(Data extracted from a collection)
☆ ☆ ☆ ☆ ☆
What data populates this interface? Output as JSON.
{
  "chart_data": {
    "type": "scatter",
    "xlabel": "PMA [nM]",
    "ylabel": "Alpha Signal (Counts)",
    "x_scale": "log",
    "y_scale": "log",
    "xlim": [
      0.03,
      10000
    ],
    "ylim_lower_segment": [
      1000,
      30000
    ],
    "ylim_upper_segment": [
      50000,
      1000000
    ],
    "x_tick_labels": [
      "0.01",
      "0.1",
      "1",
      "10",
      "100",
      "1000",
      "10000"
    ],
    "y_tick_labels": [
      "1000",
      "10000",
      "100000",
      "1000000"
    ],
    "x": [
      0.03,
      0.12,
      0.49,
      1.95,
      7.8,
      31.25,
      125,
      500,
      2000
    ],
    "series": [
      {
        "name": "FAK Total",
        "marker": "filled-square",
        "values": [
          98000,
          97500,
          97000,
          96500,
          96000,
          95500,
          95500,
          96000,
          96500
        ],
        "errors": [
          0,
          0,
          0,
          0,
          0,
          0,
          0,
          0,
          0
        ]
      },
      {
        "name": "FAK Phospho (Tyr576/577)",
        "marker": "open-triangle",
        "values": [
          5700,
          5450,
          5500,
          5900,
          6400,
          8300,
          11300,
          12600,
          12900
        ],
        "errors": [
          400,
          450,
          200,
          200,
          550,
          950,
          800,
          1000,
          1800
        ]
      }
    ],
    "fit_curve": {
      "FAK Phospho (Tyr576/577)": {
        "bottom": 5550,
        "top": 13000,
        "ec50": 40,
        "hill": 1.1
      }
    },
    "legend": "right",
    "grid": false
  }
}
☆ ☆ ☆ ☆ ☆
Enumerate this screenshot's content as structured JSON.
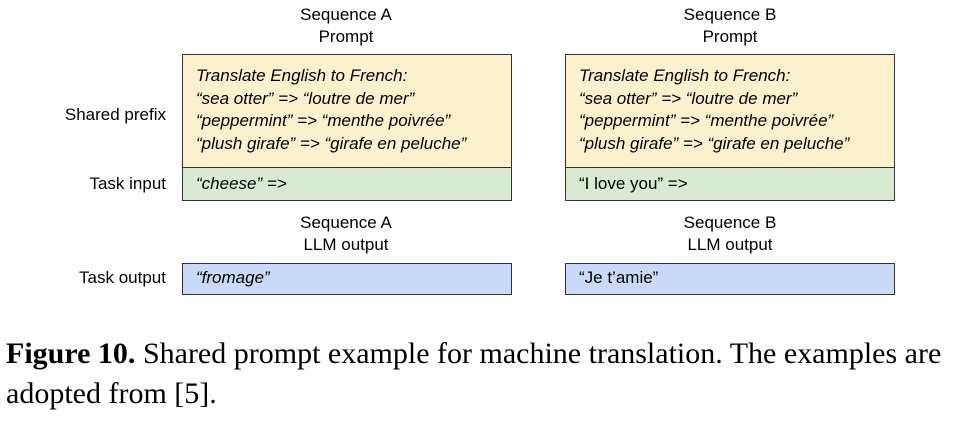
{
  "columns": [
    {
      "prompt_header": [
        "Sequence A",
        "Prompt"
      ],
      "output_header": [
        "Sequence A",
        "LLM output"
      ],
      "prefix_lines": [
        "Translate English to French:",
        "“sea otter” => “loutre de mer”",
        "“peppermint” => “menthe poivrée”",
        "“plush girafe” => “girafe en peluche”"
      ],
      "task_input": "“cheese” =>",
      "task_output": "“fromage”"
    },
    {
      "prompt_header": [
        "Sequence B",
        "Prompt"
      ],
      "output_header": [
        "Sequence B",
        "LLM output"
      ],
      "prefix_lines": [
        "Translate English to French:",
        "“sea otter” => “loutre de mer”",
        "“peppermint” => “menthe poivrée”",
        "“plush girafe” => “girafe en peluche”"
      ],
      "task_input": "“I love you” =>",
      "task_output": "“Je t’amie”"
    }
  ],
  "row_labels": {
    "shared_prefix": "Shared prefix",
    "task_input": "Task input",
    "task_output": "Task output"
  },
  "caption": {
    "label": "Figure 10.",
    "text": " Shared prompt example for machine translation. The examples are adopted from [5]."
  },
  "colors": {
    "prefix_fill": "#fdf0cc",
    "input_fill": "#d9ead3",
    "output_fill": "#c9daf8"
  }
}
☆ ☆ ☆ ☆ ☆
*EXERCISE:*
Gather each line holding the string "name".

*EXERCISE SOLUTION:*
        "name": "FAK Total",
        "name": "FAK Phospho (Tyr576/577)",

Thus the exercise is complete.